Count the lines below that contain "phone". Give only the number.

(Data entries)
## begin

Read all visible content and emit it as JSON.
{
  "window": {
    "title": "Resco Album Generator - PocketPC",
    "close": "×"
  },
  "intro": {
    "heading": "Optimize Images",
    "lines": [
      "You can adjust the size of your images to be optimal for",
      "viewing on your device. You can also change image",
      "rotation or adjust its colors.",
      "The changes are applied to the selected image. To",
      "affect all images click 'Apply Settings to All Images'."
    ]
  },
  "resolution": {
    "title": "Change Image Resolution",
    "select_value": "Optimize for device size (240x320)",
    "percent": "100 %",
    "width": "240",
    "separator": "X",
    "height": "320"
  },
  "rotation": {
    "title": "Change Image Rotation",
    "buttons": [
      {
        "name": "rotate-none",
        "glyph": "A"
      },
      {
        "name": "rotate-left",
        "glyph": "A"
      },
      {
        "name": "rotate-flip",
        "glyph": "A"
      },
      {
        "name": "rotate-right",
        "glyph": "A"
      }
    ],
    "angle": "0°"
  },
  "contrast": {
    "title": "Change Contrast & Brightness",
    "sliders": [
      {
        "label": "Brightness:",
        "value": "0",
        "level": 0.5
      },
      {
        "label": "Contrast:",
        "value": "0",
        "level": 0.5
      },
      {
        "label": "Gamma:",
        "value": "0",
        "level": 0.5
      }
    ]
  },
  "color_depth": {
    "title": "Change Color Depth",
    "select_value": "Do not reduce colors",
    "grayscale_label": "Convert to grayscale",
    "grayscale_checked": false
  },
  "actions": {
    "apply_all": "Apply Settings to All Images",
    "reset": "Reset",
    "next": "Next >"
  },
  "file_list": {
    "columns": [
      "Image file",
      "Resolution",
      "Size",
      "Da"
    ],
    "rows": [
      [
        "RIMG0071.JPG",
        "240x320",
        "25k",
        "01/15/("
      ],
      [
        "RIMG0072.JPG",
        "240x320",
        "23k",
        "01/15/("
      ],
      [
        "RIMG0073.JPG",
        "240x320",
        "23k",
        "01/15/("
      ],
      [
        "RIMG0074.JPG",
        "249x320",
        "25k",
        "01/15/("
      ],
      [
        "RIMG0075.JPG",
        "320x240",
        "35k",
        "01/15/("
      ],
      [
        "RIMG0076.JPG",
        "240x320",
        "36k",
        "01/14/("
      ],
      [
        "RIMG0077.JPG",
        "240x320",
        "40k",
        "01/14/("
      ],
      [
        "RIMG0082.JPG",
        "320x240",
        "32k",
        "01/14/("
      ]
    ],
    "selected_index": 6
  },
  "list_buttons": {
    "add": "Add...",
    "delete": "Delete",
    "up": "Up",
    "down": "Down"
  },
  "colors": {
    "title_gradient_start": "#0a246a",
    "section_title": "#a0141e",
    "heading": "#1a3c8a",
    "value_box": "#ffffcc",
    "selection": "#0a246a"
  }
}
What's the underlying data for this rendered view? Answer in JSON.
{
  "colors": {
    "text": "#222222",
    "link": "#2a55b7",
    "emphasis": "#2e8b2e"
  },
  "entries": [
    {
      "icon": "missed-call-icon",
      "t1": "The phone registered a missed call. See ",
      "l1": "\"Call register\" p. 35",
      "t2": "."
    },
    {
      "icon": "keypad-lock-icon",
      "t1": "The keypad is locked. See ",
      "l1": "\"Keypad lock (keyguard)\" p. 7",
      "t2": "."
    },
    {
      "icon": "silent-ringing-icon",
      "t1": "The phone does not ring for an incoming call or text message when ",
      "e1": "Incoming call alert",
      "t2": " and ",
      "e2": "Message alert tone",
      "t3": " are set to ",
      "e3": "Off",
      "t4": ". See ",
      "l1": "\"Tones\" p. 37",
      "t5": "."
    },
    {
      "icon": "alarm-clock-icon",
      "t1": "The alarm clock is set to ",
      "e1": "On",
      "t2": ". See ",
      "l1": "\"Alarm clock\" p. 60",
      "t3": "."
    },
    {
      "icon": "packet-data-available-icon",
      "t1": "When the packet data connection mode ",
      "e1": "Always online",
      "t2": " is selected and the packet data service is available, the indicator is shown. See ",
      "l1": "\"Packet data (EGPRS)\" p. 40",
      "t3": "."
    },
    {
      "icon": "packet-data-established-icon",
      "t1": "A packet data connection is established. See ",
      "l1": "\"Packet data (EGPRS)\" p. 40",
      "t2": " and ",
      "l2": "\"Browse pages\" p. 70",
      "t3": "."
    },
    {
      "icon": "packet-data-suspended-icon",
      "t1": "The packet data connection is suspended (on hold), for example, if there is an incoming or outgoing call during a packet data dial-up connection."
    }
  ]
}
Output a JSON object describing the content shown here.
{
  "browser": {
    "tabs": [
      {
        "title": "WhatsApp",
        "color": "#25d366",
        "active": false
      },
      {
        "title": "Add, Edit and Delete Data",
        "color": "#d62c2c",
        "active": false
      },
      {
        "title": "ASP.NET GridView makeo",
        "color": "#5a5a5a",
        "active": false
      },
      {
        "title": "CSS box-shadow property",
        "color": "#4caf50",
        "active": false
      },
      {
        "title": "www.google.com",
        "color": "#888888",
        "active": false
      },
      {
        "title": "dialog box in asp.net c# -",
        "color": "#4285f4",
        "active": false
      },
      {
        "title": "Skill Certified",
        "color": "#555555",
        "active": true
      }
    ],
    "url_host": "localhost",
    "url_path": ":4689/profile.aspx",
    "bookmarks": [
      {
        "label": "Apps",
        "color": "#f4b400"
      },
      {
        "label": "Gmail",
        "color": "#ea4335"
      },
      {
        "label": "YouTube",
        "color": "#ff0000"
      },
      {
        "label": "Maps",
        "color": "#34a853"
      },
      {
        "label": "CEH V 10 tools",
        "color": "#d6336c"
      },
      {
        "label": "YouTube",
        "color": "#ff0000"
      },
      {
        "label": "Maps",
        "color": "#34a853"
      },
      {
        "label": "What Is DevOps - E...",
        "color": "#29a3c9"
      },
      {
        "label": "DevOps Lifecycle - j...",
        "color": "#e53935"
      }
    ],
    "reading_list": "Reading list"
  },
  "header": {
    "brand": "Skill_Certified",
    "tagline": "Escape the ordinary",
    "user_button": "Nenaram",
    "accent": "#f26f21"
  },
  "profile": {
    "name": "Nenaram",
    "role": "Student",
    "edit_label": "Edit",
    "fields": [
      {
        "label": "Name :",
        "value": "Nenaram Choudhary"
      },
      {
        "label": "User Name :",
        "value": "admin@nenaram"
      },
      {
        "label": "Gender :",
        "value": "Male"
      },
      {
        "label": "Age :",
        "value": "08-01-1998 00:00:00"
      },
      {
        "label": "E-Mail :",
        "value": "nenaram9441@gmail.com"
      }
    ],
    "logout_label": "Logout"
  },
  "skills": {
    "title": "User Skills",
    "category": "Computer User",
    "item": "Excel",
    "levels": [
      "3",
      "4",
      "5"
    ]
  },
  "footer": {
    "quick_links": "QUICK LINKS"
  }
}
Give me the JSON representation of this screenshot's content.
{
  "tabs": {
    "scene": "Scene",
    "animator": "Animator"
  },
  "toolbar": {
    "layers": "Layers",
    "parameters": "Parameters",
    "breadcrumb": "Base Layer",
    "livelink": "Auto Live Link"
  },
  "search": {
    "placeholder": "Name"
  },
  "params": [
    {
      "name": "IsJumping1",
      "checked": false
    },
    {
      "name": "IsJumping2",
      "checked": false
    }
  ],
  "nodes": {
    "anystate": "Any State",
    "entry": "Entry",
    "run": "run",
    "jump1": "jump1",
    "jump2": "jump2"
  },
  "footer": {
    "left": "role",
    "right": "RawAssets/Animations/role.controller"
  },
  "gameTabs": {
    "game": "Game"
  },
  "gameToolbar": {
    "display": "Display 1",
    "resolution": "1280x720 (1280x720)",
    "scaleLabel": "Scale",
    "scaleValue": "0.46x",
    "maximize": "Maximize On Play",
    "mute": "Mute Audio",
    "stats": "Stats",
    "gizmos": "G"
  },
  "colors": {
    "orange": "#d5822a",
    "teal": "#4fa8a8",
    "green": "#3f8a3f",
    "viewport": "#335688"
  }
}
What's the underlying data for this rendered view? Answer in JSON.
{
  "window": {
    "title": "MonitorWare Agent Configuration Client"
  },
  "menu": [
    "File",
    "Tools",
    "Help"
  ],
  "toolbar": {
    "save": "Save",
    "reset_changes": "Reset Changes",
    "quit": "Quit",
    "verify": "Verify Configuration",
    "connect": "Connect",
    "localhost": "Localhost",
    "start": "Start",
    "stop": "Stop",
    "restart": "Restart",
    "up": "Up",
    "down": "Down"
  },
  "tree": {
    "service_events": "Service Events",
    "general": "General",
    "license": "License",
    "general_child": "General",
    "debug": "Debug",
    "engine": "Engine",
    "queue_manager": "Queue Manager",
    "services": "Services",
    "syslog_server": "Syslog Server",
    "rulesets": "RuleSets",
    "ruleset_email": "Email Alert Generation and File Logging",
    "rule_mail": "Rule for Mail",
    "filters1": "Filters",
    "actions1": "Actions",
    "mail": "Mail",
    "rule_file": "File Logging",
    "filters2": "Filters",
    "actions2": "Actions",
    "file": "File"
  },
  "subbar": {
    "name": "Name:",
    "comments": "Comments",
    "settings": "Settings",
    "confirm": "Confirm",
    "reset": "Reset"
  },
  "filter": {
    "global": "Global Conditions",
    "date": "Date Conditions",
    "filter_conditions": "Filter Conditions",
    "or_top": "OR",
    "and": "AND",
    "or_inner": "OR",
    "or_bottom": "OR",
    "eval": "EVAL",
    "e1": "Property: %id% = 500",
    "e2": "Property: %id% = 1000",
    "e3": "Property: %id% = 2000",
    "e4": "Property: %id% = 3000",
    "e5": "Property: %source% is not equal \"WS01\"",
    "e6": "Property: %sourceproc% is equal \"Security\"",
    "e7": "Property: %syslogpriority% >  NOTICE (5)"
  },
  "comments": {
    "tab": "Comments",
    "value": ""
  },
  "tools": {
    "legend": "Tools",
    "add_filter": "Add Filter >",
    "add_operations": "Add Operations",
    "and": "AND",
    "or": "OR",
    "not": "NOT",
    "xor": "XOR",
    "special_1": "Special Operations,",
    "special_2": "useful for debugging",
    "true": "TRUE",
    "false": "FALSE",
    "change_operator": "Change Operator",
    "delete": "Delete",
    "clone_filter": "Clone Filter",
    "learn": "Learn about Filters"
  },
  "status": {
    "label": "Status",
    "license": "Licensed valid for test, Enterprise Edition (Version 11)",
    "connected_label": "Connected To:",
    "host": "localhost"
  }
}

## end

> [TASK SOLUTION] 2